- _What this task involves_: Please write out the material below exactly as given.

- _Material for the task_:
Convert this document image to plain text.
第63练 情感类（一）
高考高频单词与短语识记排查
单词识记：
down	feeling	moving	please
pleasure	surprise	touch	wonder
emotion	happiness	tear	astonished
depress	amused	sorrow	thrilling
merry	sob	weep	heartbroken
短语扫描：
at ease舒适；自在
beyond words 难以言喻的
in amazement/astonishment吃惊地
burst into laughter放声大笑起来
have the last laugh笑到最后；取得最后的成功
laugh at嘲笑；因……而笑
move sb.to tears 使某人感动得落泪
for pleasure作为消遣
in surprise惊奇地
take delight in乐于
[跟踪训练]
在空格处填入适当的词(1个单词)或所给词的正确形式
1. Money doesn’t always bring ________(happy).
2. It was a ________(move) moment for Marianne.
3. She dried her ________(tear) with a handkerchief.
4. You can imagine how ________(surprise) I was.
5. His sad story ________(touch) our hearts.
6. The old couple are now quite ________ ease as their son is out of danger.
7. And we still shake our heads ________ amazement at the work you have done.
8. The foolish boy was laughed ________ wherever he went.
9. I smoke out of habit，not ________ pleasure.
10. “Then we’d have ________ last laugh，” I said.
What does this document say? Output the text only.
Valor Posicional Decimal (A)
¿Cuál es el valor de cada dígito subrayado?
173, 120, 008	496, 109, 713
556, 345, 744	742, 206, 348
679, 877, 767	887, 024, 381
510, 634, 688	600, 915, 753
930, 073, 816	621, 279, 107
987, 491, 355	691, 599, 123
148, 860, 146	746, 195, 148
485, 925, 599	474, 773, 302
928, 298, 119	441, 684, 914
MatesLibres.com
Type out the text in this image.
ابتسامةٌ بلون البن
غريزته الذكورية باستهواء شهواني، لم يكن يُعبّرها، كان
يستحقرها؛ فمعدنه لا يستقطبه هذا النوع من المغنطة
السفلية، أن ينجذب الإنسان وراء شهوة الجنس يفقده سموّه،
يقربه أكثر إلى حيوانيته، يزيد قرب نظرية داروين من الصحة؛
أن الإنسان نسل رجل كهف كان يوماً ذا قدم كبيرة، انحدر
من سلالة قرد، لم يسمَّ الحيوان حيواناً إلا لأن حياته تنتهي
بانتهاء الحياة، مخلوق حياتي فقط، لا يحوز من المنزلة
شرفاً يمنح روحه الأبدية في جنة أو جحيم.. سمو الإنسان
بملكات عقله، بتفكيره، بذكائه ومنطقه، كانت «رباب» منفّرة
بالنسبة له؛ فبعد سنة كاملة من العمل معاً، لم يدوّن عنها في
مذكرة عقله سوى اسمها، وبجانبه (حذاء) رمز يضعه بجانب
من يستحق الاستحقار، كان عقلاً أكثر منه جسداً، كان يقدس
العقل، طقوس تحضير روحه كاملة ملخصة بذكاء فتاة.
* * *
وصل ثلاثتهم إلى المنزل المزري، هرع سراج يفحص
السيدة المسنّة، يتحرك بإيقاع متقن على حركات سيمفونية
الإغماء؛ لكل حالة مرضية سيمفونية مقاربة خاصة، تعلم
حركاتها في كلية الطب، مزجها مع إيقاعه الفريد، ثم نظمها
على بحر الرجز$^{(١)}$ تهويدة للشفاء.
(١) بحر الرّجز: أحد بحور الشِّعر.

- _Result of this exercise_:
Convert this document image to plain text.
第63练 情感类（一）
高考高频单词与短语识记排查
单词识记：
down	feeling	moving	please
pleasure	surprise	touch	wonder
emotion	happiness	tear	astonished
depress	amused	sorrow	thrilling
merry	sob	weep	heartbroken
短语扫描：
at ease舒适；自在
beyond words 难以言喻的
in amazement/astonishment吃惊地
burst into laughter放声大笑起来
have the last laugh笑到最后；取得最后的成功
laugh at嘲笑；因……而笑
move sb.to tears 使某人感动得落泪
for pleasure作为消遣
in surprise惊奇地
take delight in乐于
[跟踪训练]
在空格处填入适当的词(1个单词)或所给词的正确形式
1. Money doesn’t always bring ________(happy).
2. It was a ________(move) moment for Marianne.
3. She dried her ________(tear) with a handkerchief.
4. You can imagine how ________(surprise) I was.
5. His sad story ________(touch) our hearts.
6. The old couple are now quite ________ ease as their son is out of danger.
7. And we still shake our heads ________ amazement at the work you have done.
8. The foolish boy was laughed ________ wherever he went.
9. I smoke out of habit，not ________ pleasure.
10. “Then we’d have ________ last laugh，” I said.
What does this document say? Output the text only.
Valor Posicional Decimal (A)
¿Cuál es el valor de cada dígito subrayado?
173, 120, 008	496, 109, 713
556, 345, 744	742, 206, 348
679, 877, 767	887, 024, 381
510, 634, 688	600, 915, 753
930, 073, 816	621, 279, 107
987, 491, 355	691, 599, 123
148, 860, 146	746, 195, 148
485, 925, 599	474, 773, 302
928, 298, 119	441, 684, 914
MatesLibres.com
Type out the text in this image.
ابتسامةٌ بلون البن
غريزته الذكورية باستهواء شهواني، لم يكن يُعبّرها، كان
يستحقرها؛ فمعدنه لا يستقطبه هذا النوع من المغنطة
السفلية، أن ينجذب الإنسان وراء شهوة الجنس يفقده سموّه،
يقربه أكثر إلى حيوانيته، يزيد قرب نظرية داروين من الصحة؛
أن الإنسان نسل رجل كهف كان يوماً ذا قدم كبيرة، انحدر
من سلالة قرد، لم يسمَّ الحيوان حيواناً إلا لأن حياته تنتهي
بانتهاء الحياة، مخلوق حياتي فقط، لا يحوز من المنزلة
شرفاً يمنح روحه الأبدية في جنة أو جحيم.. سمو الإنسان
بملكات عقله، بتفكيره، بذكائه ومنطقه، كانت «رباب» منفّرة
بالنسبة له؛ فبعد سنة كاملة من العمل معاً، لم يدوّن عنها في
مذكرة عقله سوى اسمها، وبجانبه (حذاء) رمز يضعه بجانب
من يستحق الاستحقار، كان عقلاً أكثر منه جسداً، كان يقدس
العقل، طقوس تحضير روحه كاملة ملخصة بذكاء فتاة.
* * *
وصل ثلاثتهم إلى المنزل المزري، هرع سراج يفحص
السيدة المسنّة، يتحرك بإيقاع متقن على حركات سيمفونية
الإغماء؛ لكل حالة مرضية سيمفونية مقاربة خاصة، تعلم
حركاتها في كلية الطب، مزجها مع إيقاعه الفريد، ثم نظمها
على بحر الرجز$^{(١)}$ تهويدة للشفاء.
(١) بحر الرّجز: أحد بحور الشِّعر.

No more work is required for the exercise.